THE EXERCISE
Update the lines from the first one up to and including the line with "text: Press bbox=[383, 395, 421, 412]" by replacing "information" with "details". Keep everything else the same.

LISTED RECORDS
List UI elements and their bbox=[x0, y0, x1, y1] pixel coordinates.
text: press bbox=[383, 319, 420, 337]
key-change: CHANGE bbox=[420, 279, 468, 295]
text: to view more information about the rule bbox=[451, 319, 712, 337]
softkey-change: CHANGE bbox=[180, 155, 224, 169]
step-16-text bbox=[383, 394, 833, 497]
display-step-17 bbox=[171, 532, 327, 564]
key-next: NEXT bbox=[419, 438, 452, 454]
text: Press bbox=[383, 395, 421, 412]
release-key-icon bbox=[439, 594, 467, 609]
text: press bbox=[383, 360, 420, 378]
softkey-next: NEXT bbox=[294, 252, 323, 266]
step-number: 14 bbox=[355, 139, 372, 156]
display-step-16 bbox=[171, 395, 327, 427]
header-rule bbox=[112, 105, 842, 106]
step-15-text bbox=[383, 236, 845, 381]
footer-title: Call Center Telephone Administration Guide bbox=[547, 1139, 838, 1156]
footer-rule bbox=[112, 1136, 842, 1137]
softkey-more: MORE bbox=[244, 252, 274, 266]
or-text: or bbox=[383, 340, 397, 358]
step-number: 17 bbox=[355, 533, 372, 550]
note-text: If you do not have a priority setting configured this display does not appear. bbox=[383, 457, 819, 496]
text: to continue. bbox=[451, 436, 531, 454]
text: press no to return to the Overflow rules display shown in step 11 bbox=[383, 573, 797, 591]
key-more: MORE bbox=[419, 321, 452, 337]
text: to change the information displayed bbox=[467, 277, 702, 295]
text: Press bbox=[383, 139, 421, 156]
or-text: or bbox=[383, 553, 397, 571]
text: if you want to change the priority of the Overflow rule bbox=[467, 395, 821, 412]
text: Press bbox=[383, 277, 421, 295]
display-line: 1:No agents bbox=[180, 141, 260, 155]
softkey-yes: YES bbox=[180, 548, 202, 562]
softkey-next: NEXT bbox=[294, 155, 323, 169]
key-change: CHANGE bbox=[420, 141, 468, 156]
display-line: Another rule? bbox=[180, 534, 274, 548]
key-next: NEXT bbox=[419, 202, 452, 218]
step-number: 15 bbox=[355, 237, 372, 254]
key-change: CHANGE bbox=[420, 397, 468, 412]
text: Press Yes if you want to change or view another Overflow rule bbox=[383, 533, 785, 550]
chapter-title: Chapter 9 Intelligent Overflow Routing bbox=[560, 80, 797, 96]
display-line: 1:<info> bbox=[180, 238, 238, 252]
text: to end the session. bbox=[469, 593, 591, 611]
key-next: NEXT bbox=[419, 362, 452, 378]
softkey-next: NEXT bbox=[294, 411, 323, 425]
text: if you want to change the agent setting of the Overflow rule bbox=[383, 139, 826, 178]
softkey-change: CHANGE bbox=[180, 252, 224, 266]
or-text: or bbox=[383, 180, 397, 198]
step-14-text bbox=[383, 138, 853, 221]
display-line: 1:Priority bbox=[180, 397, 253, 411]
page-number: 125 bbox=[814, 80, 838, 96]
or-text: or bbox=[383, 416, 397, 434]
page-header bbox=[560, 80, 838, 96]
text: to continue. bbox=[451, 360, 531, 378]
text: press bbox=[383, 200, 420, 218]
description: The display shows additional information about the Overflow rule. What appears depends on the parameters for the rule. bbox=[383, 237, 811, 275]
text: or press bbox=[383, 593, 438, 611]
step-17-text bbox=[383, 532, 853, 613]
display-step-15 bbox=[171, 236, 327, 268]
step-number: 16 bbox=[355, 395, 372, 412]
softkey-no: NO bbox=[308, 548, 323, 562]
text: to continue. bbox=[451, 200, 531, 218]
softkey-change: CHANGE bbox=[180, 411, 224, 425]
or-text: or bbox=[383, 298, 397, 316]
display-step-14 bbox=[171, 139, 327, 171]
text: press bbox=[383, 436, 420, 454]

FULL OUTPUT
List UI elements and their bbox=[x0, y0, x1, y1] pixel coordinates.
text: press bbox=[383, 319, 420, 337]
key-change: CHANGE bbox=[420, 279, 468, 295]
text: to view more details about the rule bbox=[451, 319, 712, 337]
softkey-change: CHANGE bbox=[180, 155, 224, 169]
step-16-text bbox=[383, 394, 833, 497]
display-step-17 bbox=[171, 532, 327, 564]
key-next: NEXT bbox=[419, 438, 452, 454]
text: Press bbox=[383, 395, 421, 412]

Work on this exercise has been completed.